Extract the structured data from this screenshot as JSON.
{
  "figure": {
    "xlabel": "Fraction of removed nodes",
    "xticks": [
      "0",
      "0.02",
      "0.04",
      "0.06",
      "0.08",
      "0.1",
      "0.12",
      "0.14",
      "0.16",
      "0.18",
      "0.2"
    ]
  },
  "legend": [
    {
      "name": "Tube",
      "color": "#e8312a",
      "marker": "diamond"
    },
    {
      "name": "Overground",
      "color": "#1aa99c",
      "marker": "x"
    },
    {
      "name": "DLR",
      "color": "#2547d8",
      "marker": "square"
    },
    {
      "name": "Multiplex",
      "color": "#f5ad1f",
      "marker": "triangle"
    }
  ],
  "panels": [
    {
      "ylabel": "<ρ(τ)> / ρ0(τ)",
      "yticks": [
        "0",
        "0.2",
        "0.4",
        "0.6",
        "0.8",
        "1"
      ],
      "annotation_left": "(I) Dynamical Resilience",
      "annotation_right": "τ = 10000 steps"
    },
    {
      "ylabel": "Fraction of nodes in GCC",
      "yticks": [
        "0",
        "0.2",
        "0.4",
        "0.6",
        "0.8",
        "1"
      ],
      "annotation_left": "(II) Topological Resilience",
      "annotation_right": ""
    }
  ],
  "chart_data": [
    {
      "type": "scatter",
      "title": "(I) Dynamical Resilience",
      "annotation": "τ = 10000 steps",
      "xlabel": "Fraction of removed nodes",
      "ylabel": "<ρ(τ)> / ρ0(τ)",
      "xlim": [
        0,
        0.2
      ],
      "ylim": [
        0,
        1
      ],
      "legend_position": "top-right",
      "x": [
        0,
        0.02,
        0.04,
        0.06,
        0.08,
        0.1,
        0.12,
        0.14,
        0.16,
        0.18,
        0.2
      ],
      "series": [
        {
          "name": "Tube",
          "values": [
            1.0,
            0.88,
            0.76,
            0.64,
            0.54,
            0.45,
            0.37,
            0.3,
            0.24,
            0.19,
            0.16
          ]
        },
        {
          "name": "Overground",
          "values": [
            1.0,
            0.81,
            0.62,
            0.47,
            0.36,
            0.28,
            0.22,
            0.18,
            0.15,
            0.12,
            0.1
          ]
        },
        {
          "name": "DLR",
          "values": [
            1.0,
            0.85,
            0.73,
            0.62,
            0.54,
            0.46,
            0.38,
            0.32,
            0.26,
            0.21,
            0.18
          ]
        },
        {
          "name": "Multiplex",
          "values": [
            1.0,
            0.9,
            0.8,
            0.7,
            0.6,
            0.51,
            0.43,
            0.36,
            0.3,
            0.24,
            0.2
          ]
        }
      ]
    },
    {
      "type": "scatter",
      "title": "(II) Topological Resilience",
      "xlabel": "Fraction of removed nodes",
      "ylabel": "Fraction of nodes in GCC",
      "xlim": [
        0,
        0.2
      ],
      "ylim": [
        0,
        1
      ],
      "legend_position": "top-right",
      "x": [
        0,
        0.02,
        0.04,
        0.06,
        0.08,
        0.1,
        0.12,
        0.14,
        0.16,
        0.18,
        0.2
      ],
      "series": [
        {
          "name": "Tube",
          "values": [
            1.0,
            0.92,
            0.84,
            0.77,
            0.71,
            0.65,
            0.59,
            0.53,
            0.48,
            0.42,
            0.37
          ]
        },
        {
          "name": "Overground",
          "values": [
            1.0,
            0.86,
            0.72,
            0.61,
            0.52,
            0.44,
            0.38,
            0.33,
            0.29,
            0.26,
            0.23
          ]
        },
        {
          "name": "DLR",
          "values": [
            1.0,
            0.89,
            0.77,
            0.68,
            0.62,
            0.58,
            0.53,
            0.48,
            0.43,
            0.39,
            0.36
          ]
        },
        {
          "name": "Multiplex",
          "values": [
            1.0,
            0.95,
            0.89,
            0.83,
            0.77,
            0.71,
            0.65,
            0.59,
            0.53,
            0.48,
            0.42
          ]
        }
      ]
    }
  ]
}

* Task instructions
Please give back all of the records exactly as written.

* Exercise response
Extract the structured data from this screenshot as JSON.
{
  "figure": {
    "xlabel": "Fraction of removed nodes",
    "xticks": [
      "0",
      "0.02",
      "0.04",
      "0.06",
      "0.08",
      "0.1",
      "0.12",
      "0.14",
      "0.16",
      "0.18",
      "0.2"
    ]
  },
  "legend": [
    {
      "name": "Tube",
      "color": "#e8312a",
      "marker": "diamond"
    },
    {
      "name": "Overground",
      "color": "#1aa99c",
      "marker": "x"
    },
    {
      "name": "DLR",
      "color": "#2547d8",
      "marker": "square"
    },
    {
      "name": "Multiplex",
      "color": "#f5ad1f",
      "marker": "triangle"
    }
  ],
  "panels": [
    {
      "ylabel": "<ρ(τ)> / ρ0(τ)",
      "yticks": [
        "0",
        "0.2",
        "0.4",
        "0.6",
        "0.8",
        "1"
      ],
      "annotation_left": "(I) Dynamical Resilience",
      "annotation_right": "τ = 10000 steps"
    },
    {
      "ylabel": "Fraction of nodes in GCC",
      "yticks": [
        "0",
        "0.2",
        "0.4",
        "0.6",
        "0.8",
        "1"
      ],
      "annotation_left": "(II) Topological Resilience",
      "annotation_right": ""
    }
  ],
  "chart_data": [
    {
      "type": "scatter",
      "title": "(I) Dynamical Resilience",
      "annotation": "τ = 10000 steps",
      "xlabel": "Fraction of removed nodes",
      "ylabel": "<ρ(τ)> / ρ0(τ)",
      "xlim": [
        0,
        0.2
      ],
      "ylim": [
        0,
        1
      ],
      "legend_position": "top-right",
      "x": [
        0,
        0.02,
        0.04,
        0.06,
        0.08,
        0.1,
        0.12,
        0.14,
        0.16,
        0.18,
        0.2
      ],
      "series": [
        {
          "name": "Tube",
          "values": [
            1.0,
            0.88,
            0.76,
            0.64,
            0.54,
            0.45,
            0.37,
            0.3,
            0.24,
            0.19,
            0.16
          ]
        },
        {
          "name": "Overground",
          "values": [
            1.0,
            0.81,
            0.62,
            0.47,
            0.36,
            0.28,
            0.22,
            0.18,
            0.15,
            0.12,
            0.1
          ]
        },
        {
          "name": "DLR",
          "values": [
            1.0,
            0.85,
            0.73,
            0.62,
            0.54,
            0.46,
            0.38,
            0.32,
            0.26,
            0.21,
            0.18
          ]
        },
        {
          "name": "Multiplex",
          "values": [
            1.0,
            0.9,
            0.8,
            0.7,
            0.6,
            0.51,
            0.43,
            0.36,
            0.3,
            0.24,
            0.2
          ]
        }
      ]
    },
    {
      "type": "scatter",
      "title": "(II) Topological Resilience",
      "xlabel": "Fraction of removed nodes",
      "ylabel": "Fraction of nodes in GCC",
      "xlim": [
        0,
        0.2
      ],
      "ylim": [
        0,
        1
      ],
      "legend_position": "top-right",
      "x": [
        0,
        0.02,
        0.04,
        0.06,
        0.08,
        0.1,
        0.12,
        0.14,
        0.16,
        0.18,
        0.2
      ],
      "series": [
        {
          "name": "Tube",
          "values": [
            1.0,
            0.92,
            0.84,
            0.77,
            0.71,
            0.65,
            0.59,
            0.53,
            0.48,
            0.42,
            0.37
          ]
        },
        {
          "name": "Overground",
          "values": [
            1.0,
            0.86,
            0.72,
            0.61,
            0.52,
            0.44,
            0.38,
            0.33,
            0.29,
            0.26,
            0.23
          ]
        },
        {
          "name": "DLR",
          "values": [
            1.0,
            0.89,
            0.77,
            0.68,
            0.62,
            0.58,
            0.53,
            0.48,
            0.43,
            0.39,
            0.36
          ]
        },
        {
          "name": "Multiplex",
          "values": [
            1.0,
            0.95,
            0.89,
            0.83,
            0.77,
            0.71,
            0.65,
            0.59,
            0.53,
            0.48,
            0.42
          ]
        }
      ]
    }
  ]
}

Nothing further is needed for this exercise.